══ Material provided

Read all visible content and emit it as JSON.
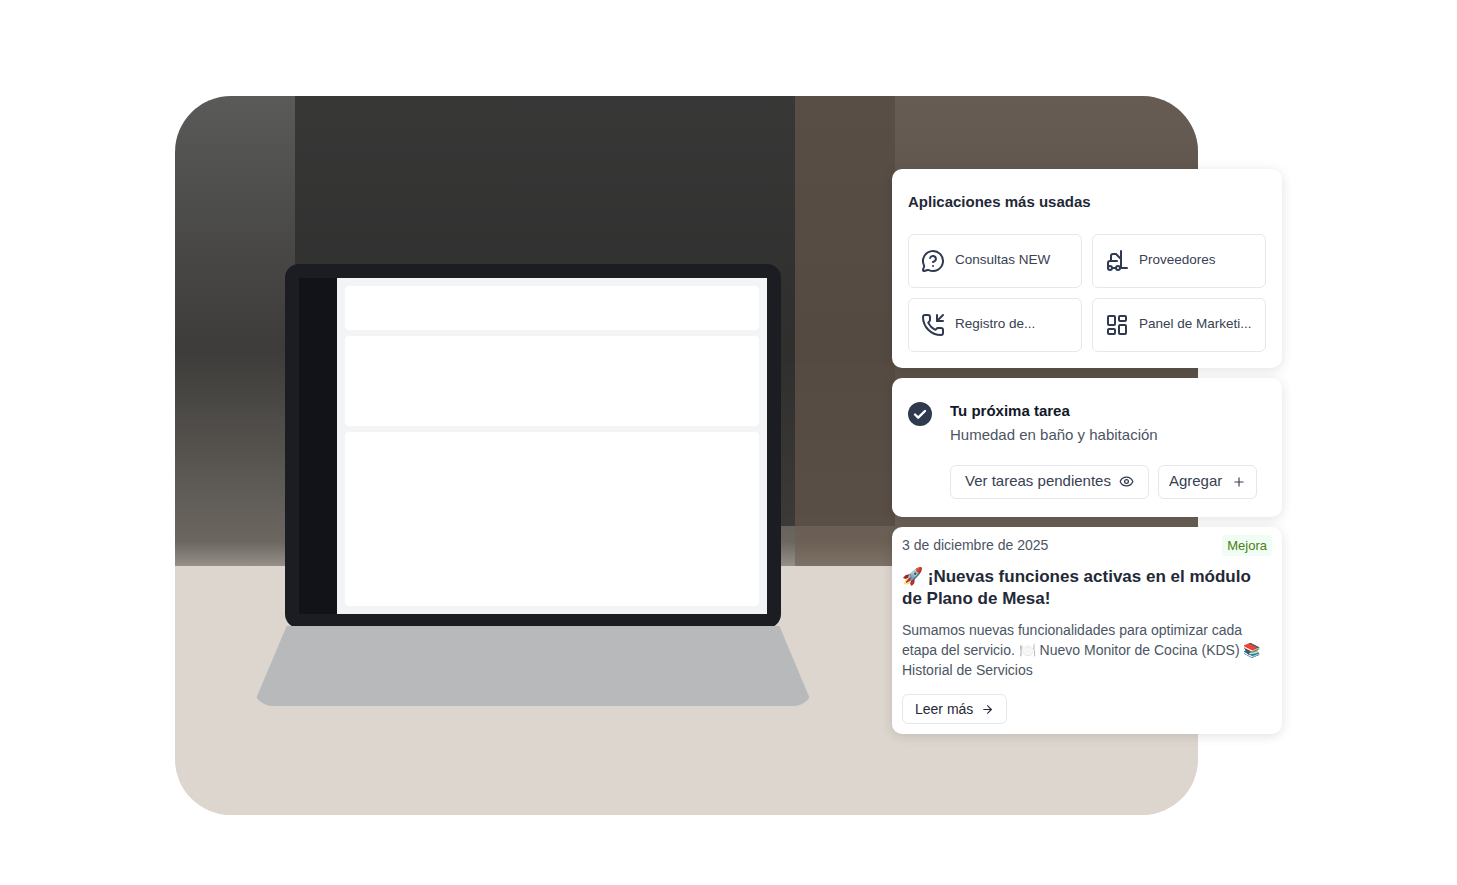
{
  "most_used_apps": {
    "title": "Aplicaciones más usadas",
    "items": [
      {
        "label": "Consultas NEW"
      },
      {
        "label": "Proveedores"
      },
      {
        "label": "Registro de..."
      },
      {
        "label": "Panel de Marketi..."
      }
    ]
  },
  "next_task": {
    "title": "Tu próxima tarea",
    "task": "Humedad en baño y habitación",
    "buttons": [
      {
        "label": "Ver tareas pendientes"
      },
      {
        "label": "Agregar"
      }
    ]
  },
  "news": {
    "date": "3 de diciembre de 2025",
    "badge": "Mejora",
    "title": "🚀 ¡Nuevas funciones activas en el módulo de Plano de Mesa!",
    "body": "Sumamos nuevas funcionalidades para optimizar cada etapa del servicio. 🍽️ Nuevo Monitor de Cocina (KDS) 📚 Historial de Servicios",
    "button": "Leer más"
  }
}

════

* Work required: The records above need to be restated word for word, with the pictures left out.

* Problem solution:
Read all visible content and emit it as JSON.
{
  "most_used_apps": {
    "title": "Aplicaciones más usadas",
    "items": [
      {
        "label": "Consultas NEW"
      },
      {
        "label": "Proveedores"
      },
      {
        "label": "Registro de..."
      },
      {
        "label": "Panel de Marketi..."
      }
    ]
  },
  "next_task": {
    "title": "Tu próxima tarea",
    "task": "Humedad en baño y habitación",
    "buttons": [
      {
        "label": "Ver tareas pendientes"
      },
      {
        "label": "Agregar"
      }
    ]
  },
  "news": {
    "date": "3 de diciembre de 2025",
    "badge": "Mejora",
    "title": "🚀 ¡Nuevas funciones activas en el módulo de Plano de Mesa!",
    "body": "Sumamos nuevas funcionalidades para optimizar cada etapa del servicio. 🍽️ Nuevo Monitor de Cocina (KDS) 📚 Historial de Servicios",
    "button": "Leer más"
  }
}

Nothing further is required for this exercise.